Task statement
Print all the records exactly, please.
#####
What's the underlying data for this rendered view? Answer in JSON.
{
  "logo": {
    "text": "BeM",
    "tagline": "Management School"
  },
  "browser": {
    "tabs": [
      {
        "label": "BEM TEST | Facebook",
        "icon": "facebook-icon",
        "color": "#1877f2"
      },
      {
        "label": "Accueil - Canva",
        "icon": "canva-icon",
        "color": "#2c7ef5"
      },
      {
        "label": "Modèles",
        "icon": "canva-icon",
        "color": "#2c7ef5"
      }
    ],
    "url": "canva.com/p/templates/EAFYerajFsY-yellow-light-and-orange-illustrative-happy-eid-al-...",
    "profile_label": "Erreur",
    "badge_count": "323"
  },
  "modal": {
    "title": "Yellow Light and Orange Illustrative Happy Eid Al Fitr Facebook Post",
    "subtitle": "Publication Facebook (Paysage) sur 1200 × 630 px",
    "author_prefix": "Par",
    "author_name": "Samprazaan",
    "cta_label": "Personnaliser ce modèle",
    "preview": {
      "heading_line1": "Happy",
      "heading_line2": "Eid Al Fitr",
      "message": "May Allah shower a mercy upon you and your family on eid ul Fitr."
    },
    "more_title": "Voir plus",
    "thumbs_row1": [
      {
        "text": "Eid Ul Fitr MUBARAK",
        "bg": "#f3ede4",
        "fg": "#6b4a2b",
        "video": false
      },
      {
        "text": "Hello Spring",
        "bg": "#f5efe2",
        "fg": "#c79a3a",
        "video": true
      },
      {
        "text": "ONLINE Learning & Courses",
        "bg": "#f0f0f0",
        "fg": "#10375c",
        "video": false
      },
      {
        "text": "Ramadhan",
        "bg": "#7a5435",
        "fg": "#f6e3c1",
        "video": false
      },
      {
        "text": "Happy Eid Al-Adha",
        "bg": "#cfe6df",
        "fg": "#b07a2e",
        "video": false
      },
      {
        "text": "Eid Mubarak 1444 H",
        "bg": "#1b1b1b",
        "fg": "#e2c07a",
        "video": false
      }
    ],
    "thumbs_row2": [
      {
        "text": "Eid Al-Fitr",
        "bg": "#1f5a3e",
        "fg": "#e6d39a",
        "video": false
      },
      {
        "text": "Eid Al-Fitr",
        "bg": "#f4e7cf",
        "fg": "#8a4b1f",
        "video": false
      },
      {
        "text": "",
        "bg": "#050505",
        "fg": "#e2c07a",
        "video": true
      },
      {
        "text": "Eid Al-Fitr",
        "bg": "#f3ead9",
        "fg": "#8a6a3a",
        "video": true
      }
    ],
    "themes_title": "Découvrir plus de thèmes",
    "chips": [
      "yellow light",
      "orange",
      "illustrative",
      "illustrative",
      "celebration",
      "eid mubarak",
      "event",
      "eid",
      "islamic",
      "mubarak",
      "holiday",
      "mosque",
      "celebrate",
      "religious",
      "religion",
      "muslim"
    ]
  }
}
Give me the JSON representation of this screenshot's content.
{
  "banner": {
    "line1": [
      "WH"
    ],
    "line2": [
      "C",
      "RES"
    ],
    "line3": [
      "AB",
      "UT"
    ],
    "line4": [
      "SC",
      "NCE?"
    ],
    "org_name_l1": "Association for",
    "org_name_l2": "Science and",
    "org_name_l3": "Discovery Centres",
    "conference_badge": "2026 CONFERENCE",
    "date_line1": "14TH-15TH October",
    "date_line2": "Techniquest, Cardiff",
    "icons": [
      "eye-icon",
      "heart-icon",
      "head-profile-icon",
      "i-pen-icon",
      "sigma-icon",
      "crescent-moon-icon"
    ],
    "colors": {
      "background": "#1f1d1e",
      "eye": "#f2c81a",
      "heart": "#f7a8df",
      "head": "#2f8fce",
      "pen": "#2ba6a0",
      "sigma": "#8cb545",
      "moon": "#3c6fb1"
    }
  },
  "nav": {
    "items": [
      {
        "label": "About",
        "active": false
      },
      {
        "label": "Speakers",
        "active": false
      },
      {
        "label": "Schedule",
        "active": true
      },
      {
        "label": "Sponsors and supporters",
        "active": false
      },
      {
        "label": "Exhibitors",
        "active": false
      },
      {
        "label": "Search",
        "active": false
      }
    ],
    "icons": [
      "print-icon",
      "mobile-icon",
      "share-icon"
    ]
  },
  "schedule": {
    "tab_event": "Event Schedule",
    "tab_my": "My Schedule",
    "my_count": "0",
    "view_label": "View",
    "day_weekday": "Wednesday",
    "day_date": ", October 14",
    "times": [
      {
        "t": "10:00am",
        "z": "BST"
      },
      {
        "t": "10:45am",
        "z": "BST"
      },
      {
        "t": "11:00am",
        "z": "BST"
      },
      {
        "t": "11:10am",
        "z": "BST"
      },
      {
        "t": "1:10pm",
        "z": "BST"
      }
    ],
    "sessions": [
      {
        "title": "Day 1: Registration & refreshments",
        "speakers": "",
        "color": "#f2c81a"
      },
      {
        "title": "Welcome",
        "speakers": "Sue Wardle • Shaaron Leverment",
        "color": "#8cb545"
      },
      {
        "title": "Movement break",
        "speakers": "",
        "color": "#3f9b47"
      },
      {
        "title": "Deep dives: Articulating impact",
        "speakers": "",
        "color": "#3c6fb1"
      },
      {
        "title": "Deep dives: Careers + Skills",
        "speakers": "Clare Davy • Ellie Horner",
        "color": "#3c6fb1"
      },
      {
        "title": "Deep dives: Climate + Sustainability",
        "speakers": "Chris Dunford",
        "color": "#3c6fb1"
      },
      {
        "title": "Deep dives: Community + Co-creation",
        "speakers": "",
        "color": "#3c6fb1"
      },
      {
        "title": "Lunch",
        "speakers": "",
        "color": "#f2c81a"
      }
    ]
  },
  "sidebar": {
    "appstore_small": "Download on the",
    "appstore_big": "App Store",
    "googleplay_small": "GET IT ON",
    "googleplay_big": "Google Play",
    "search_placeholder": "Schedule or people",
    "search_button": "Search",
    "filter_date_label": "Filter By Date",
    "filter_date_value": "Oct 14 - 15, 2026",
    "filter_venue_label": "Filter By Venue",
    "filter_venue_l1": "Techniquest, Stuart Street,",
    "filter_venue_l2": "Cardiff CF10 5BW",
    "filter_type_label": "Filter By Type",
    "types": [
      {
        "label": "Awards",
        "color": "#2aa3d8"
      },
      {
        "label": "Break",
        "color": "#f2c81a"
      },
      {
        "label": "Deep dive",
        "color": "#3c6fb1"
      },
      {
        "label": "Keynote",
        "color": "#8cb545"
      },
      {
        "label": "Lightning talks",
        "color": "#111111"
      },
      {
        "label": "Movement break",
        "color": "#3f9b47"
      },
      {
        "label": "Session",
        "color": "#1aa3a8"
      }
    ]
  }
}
#####
Response
What's the underlying data for this rendered view? Answer in JSON.
{
  "logo": {
    "text": "BeM",
    "tagline": "Management School"
  },
  "browser": {
    "tabs": [
      {
        "label": "BEM TEST | Facebook",
        "icon": "facebook-icon",
        "color": "#1877f2"
      },
      {
        "label": "Accueil - Canva",
        "icon": "canva-icon",
        "color": "#2c7ef5"
      },
      {
        "label": "Modèles",
        "icon": "canva-icon",
        "color": "#2c7ef5"
      }
    ],
    "url": "canva.com/p/templates/EAFYerajFsY-yellow-light-and-orange-illustrative-happy-eid-al-...",
    "profile_label": "Erreur",
    "badge_count": "323"
  },
  "modal": {
    "title": "Yellow Light and Orange Illustrative Happy Eid Al Fitr Facebook Post",
    "subtitle": "Publication Facebook (Paysage) sur 1200 × 630 px",
    "author_prefix": "Par",
    "author_name": "Samprazaan",
    "cta_label": "Personnaliser ce modèle",
    "preview": {
      "heading_line1": "Happy",
      "heading_line2": "Eid Al Fitr",
      "message": "May Allah shower a mercy upon you and your family on eid ul Fitr."
    },
    "more_title": "Voir plus",
    "thumbs_row1": [
      {
        "text": "Eid Ul Fitr MUBARAK",
        "bg": "#f3ede4",
        "fg": "#6b4a2b",
        "video": false
      },
      {
        "text": "Hello Spring",
        "bg": "#f5efe2",
        "fg": "#c79a3a",
        "video": true
      },
      {
        "text": "ONLINE Learning & Courses",
        "bg": "#f0f0f0",
        "fg": "#10375c",
        "video": false
      },
      {
        "text": "Ramadhan",
        "bg": "#7a5435",
        "fg": "#f6e3c1",
        "video": false
      },
      {
        "text": "Happy Eid Al-Adha",
        "bg": "#cfe6df",
        "fg": "#b07a2e",
        "video": false
      },
      {
        "text": "Eid Mubarak 1444 H",
        "bg": "#1b1b1b",
        "fg": "#e2c07a",
        "video": false
      }
    ],
    "thumbs_row2": [
      {
        "text": "Eid Al-Fitr",
        "bg": "#1f5a3e",
        "fg": "#e6d39a",
        "video": false
      },
      {
        "text": "Eid Al-Fitr",
        "bg": "#f4e7cf",
        "fg": "#8a4b1f",
        "video": false
      },
      {
        "text": "",
        "bg": "#050505",
        "fg": "#e2c07a",
        "video": true
      },
      {
        "text": "Eid Al-Fitr",
        "bg": "#f3ead9",
        "fg": "#8a6a3a",
        "video": true
      }
    ],
    "themes_title": "Découvrir plus de thèmes",
    "chips": [
      "yellow light",
      "orange",
      "illustrative",
      "illustrative",
      "celebration",
      "eid mubarak",
      "event",
      "eid",
      "islamic",
      "mubarak",
      "holiday",
      "mosque",
      "celebrate",
      "religious",
      "religion",
      "muslim"
    ]
  }
}
Give me the JSON representation of this screenshot's content.
{
  "banner": {
    "line1": [
      "WH"
    ],
    "line2": [
      "C",
      "RES"
    ],
    "line3": [
      "AB",
      "UT"
    ],
    "line4": [
      "SC",
      "NCE?"
    ],
    "org_name_l1": "Association for",
    "org_name_l2": "Science and",
    "org_name_l3": "Discovery Centres",
    "conference_badge": "2026 CONFERENCE",
    "date_line1": "14TH-15TH October",
    "date_line2": "Techniquest, Cardiff",
    "icons": [
      "eye-icon",
      "heart-icon",
      "head-profile-icon",
      "i-pen-icon",
      "sigma-icon",
      "crescent-moon-icon"
    ],
    "colors": {
      "background": "#1f1d1e",
      "eye": "#f2c81a",
      "heart": "#f7a8df",
      "head": "#2f8fce",
      "pen": "#2ba6a0",
      "sigma": "#8cb545",
      "moon": "#3c6fb1"
    }
  },
  "nav": {
    "items": [
      {
        "label": "About",
        "active": false
      },
      {
        "label": "Speakers",
        "active": false
      },
      {
        "label": "Schedule",
        "active": true
      },
      {
        "label": "Sponsors and supporters",
        "active": false
      },
      {
        "label": "Exhibitors",
        "active": false
      },
      {
        "label": "Search",
        "active": false
      }
    ],
    "icons": [
      "print-icon",
      "mobile-icon",
      "share-icon"
    ]
  },
  "schedule": {
    "tab_event": "Event Schedule",
    "tab_my": "My Schedule",
    "my_count": "0",
    "view_label": "View",
    "day_weekday": "Wednesday",
    "day_date": ", October 14",
    "times": [
      {
        "t": "10:00am",
        "z": "BST"
      },
      {
        "t": "10:45am",
        "z": "BST"
      },
      {
        "t": "11:00am",
        "z": "BST"
      },
      {
        "t": "11:10am",
        "z": "BST"
      },
      {
        "t": "1:10pm",
        "z": "BST"
      }
    ],
    "sessions": [
      {
        "title": "Day 1: Registration & refreshments",
        "speakers": "",
        "color": "#f2c81a"
      },
      {
        "title": "Welcome",
        "speakers": "Sue Wardle • Shaaron Leverment",
        "color": "#8cb545"
      },
      {
        "title": "Movement break",
        "speakers": "",
        "color": "#3f9b47"
      },
      {
        "title": "Deep dives: Articulating impact",
        "speakers": "",
        "color": "#3c6fb1"
      },
      {
        "title": "Deep dives: Careers + Skills",
        "speakers": "Clare Davy • Ellie Horner",
        "color": "#3c6fb1"
      },
      {
        "title": "Deep dives: Climate + Sustainability",
        "speakers": "Chris Dunford",
        "color": "#3c6fb1"
      },
      {
        "title": "Deep dives: Community + Co-creation",
        "speakers": "",
        "color": "#3c6fb1"
      },
      {
        "title": "Lunch",
        "speakers": "",
        "color": "#f2c81a"
      }
    ]
  },
  "sidebar": {
    "appstore_small": "Download on the",
    "appstore_big": "App Store",
    "googleplay_small": "GET IT ON",
    "googleplay_big": "Google Play",
    "search_placeholder": "Schedule or people",
    "search_button": "Search",
    "filter_date_label": "Filter By Date",
    "filter_date_value": "Oct 14 - 15, 2026",
    "filter_venue_label": "Filter By Venue",
    "filter_venue_l1": "Techniquest, Stuart Street,",
    "filter_venue_l2": "Cardiff CF10 5BW",
    "filter_type_label": "Filter By Type",
    "types": [
      {
        "label": "Awards",
        "color": "#2aa3d8"
      },
      {
        "label": "Break",
        "color": "#f2c81a"
      },
      {
        "label": "Deep dive",
        "color": "#3c6fb1"
      },
      {
        "label": "Keynote",
        "color": "#8cb545"
      },
      {
        "label": "Lightning talks",
        "color": "#111111"
      },
      {
        "label": "Movement break",
        "color": "#3f9b47"
      },
      {
        "label": "Session",
        "color": "#1aa3a8"
      }
    ]
  }
}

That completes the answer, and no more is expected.